## TASK TO CARRY OUT
List all the lines in these records that hold "evapotranspiration".

Records about charts and figures:

************

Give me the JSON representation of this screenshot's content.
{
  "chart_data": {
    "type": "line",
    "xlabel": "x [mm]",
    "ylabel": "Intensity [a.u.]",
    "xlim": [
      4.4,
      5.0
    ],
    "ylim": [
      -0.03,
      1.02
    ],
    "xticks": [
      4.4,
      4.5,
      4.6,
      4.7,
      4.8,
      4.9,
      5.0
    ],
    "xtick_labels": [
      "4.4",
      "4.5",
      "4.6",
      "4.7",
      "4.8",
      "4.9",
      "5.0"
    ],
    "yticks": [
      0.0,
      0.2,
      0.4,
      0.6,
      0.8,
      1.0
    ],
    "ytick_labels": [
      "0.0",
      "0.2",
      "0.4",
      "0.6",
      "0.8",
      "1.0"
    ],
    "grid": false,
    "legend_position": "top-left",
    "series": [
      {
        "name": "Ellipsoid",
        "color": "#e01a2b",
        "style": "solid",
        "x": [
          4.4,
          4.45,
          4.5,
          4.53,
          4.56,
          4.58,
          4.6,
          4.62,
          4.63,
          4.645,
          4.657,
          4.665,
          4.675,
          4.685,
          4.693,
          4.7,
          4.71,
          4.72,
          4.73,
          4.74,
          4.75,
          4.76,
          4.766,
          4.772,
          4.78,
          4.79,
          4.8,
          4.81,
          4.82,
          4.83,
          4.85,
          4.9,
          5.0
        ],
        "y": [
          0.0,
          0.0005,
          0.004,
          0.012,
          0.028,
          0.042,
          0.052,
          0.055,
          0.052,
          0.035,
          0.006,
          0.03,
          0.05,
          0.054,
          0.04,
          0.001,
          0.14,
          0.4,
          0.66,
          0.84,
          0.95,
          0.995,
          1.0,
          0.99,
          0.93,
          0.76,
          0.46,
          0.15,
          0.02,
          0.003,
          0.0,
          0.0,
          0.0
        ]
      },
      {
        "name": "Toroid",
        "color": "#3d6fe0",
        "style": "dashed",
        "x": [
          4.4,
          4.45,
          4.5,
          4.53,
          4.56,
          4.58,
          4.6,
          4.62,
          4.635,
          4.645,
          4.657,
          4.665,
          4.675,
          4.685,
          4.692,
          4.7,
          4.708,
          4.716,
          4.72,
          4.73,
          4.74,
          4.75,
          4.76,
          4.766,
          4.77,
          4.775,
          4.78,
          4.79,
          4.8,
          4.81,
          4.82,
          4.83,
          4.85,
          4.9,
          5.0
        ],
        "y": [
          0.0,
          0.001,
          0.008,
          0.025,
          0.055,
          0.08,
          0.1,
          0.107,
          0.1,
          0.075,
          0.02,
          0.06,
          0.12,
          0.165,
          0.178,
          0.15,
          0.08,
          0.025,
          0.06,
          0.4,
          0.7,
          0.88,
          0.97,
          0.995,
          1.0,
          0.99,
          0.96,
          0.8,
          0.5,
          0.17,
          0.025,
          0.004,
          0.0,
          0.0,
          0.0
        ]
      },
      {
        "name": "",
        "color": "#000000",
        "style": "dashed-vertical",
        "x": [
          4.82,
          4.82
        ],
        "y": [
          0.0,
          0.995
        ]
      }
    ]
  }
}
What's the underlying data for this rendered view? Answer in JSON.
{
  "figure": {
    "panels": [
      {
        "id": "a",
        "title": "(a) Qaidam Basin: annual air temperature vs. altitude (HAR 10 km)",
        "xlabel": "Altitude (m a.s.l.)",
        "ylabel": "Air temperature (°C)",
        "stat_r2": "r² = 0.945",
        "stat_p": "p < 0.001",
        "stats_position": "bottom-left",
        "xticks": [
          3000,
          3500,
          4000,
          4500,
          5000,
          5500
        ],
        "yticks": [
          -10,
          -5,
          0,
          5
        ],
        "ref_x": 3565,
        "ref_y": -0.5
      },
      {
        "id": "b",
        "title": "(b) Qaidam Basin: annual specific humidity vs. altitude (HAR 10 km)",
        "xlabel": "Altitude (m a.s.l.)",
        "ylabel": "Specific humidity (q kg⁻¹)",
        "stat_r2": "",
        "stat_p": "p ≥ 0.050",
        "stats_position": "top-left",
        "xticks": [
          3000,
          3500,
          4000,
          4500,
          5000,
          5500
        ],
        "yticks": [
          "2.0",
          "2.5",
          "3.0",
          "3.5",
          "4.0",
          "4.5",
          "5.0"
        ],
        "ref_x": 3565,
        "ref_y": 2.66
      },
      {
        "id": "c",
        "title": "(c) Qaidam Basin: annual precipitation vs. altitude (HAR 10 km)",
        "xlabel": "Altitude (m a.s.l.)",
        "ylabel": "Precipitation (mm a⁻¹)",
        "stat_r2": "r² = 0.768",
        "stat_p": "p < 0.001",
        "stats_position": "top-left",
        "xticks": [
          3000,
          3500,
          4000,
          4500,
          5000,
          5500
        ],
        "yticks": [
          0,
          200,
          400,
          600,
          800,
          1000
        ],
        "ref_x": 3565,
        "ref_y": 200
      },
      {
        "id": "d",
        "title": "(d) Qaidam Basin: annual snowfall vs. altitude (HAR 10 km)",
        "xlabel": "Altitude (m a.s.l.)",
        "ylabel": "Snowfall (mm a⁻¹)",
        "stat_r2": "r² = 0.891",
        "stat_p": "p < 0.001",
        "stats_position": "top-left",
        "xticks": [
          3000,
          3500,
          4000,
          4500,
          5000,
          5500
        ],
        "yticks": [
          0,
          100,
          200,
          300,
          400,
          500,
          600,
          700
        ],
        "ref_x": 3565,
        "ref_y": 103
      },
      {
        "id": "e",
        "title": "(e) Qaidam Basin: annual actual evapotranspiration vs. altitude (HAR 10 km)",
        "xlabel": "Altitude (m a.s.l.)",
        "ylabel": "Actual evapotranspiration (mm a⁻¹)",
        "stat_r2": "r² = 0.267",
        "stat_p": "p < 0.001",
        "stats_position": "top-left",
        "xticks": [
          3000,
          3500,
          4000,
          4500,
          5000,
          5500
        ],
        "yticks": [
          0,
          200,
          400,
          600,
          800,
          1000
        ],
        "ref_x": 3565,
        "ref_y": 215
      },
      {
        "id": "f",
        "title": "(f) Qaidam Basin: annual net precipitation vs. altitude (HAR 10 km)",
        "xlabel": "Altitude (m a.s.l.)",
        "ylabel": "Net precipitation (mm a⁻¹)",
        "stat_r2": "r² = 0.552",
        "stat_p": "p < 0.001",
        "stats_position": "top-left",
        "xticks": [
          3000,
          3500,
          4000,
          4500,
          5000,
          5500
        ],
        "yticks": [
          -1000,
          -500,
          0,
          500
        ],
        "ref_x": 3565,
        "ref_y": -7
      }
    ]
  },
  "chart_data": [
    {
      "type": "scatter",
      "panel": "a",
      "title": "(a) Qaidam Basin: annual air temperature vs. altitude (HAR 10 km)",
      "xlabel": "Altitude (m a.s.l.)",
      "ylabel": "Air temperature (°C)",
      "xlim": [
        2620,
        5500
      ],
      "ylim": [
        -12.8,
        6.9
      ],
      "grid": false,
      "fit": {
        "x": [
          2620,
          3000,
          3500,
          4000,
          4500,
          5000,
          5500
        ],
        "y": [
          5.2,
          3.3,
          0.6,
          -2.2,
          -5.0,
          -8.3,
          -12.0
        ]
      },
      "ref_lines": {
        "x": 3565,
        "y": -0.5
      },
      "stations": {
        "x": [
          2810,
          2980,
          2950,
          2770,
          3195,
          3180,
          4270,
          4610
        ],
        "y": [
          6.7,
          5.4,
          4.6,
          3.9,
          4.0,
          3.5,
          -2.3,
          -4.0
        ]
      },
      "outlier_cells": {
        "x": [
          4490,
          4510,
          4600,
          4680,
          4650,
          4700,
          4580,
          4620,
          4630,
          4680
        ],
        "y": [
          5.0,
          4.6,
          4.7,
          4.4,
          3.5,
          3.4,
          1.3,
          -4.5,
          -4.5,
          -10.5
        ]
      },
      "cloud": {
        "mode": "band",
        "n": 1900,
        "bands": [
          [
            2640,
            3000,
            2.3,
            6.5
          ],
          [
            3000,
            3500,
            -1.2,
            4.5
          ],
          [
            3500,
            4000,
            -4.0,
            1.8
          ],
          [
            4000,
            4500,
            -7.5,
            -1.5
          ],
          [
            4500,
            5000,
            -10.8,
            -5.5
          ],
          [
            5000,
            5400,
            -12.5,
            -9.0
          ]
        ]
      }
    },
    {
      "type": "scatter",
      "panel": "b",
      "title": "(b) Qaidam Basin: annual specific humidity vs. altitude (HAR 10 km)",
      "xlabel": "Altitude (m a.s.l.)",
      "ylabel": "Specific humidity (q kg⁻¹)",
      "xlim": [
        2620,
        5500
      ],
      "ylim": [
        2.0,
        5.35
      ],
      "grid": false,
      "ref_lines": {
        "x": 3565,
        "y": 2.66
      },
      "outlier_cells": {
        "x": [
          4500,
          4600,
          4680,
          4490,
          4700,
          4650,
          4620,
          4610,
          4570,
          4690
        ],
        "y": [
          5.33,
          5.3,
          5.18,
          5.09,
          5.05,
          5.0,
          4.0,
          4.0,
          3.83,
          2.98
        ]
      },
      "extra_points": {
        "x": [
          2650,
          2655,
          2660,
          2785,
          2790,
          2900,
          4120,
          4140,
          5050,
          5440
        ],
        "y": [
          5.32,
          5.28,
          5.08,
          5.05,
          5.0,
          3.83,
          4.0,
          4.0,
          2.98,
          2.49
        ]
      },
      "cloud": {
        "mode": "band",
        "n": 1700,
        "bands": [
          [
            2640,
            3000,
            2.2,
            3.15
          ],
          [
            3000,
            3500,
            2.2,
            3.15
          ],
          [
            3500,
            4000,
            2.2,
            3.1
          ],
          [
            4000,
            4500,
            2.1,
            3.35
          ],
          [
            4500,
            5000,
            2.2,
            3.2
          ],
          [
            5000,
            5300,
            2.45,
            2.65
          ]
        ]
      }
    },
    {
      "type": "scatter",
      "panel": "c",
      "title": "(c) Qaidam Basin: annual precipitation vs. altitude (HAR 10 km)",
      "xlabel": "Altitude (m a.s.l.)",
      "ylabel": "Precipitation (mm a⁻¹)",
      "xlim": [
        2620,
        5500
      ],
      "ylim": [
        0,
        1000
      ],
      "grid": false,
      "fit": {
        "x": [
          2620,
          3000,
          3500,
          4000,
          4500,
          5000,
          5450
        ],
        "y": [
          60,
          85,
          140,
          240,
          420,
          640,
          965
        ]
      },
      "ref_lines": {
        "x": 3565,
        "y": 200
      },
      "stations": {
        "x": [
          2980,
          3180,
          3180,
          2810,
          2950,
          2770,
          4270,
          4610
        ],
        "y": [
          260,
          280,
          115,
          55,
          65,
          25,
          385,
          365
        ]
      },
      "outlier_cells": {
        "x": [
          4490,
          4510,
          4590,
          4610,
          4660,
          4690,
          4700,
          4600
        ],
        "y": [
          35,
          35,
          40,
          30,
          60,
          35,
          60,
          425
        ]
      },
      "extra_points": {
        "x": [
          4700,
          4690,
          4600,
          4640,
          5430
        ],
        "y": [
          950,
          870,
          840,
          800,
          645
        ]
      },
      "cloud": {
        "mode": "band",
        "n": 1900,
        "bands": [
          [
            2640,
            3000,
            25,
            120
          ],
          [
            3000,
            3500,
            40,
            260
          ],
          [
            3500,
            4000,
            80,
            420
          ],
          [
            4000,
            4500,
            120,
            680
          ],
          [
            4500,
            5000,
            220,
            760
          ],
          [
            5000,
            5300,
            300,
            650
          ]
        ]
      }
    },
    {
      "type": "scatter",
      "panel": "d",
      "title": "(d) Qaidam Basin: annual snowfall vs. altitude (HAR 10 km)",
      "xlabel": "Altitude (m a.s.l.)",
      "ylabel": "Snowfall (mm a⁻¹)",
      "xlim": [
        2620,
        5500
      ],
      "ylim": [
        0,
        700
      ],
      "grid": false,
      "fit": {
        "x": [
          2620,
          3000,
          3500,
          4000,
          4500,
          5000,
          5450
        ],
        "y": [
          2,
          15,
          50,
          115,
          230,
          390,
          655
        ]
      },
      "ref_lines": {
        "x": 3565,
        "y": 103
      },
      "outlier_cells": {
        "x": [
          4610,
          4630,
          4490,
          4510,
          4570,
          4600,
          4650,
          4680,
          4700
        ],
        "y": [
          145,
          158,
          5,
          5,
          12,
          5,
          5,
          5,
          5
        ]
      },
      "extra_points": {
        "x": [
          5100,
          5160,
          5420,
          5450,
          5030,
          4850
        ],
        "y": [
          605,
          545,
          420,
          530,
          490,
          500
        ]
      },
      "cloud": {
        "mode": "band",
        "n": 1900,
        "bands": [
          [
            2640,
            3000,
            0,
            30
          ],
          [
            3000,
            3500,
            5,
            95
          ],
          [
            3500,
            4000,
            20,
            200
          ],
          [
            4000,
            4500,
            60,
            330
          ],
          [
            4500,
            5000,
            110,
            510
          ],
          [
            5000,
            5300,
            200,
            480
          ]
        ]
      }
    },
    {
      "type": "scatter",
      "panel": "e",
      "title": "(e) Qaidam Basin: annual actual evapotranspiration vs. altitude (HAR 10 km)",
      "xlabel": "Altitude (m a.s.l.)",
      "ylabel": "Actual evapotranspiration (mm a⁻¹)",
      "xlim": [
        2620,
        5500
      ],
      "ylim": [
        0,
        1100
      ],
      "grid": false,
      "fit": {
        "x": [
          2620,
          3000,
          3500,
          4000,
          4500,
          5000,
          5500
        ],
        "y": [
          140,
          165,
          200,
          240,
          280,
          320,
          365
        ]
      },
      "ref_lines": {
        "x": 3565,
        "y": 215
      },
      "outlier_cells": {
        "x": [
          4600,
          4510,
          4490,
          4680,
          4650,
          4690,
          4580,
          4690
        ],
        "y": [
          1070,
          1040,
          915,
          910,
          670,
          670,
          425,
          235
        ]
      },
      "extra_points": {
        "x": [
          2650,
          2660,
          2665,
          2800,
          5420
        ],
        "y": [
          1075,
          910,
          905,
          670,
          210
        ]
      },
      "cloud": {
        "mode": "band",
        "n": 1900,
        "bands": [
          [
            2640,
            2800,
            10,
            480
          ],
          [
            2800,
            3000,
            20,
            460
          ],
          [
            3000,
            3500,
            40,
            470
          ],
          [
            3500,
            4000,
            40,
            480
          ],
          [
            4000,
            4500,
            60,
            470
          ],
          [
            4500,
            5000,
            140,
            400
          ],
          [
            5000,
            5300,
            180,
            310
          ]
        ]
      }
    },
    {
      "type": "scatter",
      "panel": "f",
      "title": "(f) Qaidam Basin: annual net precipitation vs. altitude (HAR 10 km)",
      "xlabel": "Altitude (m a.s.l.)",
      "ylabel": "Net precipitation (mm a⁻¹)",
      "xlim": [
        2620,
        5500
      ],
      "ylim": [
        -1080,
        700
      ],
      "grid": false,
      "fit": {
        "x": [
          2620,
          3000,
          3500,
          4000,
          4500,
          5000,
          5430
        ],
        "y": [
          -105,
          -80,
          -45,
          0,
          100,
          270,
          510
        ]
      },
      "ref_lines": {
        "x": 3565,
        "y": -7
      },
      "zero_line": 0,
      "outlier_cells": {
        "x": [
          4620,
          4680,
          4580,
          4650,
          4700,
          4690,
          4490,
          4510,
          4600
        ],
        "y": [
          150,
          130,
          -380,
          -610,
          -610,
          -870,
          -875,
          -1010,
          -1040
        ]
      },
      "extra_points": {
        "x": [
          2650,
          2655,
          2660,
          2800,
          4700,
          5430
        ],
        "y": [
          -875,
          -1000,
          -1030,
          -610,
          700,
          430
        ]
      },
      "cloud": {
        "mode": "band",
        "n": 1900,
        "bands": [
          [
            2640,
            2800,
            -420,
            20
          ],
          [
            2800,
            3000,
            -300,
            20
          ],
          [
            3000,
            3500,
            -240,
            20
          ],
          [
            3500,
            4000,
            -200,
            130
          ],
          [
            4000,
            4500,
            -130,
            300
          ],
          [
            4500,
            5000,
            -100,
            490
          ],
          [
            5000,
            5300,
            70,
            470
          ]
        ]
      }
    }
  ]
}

************

## WORKED ANSWER
        "title": "(e) Qaidam Basin: annual actual evapotranspiration vs. altitude (HAR 10 km)",
        "ylabel": "Actual evapotranspiration (mm a⁻¹)",
      "title": "(e) Qaidam Basin: annual actual evapotranspiration vs. altitude (HAR 10 km)",
      "ylabel": "Actual evapotranspiration (mm a⁻¹)",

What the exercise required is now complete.